● **Instruction**
Show all lines holding "Phillips".

-------

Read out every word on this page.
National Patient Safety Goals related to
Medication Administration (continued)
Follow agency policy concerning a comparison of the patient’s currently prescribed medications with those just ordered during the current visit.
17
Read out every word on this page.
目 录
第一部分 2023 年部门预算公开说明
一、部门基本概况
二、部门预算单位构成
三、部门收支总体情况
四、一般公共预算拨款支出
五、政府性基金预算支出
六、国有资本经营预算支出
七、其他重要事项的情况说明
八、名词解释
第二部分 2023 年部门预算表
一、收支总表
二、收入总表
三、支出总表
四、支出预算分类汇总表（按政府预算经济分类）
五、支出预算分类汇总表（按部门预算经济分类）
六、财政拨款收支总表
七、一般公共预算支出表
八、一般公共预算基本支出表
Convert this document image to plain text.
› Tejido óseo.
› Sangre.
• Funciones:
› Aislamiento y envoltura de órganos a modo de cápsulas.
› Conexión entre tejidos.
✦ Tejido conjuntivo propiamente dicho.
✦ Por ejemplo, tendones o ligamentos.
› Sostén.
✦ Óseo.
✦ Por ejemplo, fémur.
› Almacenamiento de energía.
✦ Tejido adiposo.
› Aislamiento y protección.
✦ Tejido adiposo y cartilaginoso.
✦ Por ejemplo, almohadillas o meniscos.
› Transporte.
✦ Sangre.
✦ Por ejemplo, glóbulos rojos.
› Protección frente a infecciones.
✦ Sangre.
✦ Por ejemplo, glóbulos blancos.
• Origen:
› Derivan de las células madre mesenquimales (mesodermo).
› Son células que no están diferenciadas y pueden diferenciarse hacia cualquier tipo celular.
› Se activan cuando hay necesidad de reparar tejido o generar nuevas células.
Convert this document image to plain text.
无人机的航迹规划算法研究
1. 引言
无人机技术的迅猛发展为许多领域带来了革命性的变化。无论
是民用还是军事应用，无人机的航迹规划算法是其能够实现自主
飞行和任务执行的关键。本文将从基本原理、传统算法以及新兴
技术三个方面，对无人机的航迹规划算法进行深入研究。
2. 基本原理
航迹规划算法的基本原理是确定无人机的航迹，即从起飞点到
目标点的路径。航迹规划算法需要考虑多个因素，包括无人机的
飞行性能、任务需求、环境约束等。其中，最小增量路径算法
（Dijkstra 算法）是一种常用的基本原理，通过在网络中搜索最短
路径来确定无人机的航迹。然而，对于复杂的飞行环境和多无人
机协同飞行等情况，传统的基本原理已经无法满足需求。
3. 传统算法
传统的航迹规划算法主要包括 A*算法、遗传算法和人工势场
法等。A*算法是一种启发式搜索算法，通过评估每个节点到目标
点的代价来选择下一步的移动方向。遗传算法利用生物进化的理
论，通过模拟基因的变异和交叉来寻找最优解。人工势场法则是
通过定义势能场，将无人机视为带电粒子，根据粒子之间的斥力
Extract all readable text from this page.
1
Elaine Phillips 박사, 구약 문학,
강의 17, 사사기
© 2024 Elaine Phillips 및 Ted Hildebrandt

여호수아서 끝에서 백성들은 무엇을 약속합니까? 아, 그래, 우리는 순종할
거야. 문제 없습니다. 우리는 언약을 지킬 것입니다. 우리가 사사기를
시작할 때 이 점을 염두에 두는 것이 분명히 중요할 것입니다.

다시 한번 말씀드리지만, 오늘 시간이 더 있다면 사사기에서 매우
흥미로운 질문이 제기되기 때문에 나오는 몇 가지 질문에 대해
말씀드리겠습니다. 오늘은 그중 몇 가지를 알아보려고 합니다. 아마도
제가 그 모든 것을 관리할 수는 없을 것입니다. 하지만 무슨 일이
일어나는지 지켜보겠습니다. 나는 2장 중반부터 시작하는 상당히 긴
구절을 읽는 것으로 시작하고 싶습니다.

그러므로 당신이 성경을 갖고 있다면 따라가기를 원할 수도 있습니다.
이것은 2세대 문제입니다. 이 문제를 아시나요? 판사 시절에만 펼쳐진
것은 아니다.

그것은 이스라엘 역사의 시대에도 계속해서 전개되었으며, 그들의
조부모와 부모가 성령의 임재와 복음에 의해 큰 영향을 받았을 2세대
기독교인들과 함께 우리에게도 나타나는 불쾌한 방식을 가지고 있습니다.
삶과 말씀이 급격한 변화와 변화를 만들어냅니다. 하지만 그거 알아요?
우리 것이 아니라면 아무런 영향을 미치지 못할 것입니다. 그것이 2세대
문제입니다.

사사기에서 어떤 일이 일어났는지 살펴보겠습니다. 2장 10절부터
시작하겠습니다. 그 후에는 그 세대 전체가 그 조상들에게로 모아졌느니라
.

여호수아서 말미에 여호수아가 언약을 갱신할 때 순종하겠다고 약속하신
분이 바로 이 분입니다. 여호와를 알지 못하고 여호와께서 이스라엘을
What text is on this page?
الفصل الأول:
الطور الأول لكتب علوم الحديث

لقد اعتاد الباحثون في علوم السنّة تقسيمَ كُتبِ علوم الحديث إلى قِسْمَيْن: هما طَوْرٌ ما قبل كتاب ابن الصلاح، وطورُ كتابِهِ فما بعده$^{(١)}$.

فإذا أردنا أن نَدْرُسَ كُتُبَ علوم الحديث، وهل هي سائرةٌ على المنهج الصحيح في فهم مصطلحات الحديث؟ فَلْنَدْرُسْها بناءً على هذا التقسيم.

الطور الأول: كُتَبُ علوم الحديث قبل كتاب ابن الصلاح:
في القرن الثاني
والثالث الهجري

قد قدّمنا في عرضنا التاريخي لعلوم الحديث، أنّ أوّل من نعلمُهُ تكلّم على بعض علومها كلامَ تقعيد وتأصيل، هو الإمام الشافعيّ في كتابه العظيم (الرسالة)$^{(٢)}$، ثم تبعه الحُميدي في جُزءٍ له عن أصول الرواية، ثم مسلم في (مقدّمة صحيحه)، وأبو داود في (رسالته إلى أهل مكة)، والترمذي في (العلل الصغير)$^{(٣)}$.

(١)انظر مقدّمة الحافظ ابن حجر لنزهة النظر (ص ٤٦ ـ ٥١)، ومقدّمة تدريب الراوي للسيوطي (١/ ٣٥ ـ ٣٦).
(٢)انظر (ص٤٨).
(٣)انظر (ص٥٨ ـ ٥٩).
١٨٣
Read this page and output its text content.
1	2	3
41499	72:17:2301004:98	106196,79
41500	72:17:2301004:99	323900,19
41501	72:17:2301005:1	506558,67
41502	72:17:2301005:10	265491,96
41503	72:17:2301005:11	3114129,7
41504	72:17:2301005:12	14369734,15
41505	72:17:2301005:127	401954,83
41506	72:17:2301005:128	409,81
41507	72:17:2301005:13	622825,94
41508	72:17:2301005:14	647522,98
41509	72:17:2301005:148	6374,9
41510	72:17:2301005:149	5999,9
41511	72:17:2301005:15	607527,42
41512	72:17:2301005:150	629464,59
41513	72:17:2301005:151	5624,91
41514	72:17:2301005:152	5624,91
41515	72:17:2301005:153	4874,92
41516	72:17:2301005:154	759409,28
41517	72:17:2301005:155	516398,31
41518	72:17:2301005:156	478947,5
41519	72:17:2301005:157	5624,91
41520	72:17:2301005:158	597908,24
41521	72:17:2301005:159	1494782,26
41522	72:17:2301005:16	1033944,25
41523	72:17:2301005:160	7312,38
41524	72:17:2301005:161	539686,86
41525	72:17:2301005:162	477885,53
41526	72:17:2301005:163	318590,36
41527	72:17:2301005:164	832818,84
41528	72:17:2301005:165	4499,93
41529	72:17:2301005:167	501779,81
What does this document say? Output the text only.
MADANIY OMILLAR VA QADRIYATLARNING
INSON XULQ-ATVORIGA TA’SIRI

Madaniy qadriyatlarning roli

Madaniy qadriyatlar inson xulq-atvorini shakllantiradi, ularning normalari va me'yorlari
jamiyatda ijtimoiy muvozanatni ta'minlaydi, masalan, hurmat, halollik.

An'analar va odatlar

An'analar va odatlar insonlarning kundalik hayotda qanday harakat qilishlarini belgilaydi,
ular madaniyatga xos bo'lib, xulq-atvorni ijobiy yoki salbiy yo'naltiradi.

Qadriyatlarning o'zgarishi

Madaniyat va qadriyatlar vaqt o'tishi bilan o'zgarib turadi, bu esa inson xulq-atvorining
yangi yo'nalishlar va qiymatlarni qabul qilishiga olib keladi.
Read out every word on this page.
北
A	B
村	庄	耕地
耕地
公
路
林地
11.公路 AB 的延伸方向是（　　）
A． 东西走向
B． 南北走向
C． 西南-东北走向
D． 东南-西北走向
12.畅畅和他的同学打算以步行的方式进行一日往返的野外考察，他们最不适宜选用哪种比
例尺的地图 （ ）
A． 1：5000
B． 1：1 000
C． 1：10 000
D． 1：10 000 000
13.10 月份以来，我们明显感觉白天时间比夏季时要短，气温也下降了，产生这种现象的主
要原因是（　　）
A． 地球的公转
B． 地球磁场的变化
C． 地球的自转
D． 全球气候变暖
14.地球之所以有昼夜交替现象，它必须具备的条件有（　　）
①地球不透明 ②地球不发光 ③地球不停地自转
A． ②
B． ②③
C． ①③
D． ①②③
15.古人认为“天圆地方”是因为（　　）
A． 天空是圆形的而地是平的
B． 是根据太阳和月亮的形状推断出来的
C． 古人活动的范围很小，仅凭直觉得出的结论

-------

● **Response to the exercise**
Elaine Phillips 박사, 구약 문학,
© 2024 Elaine Phillips 및 Ted Hildebrandt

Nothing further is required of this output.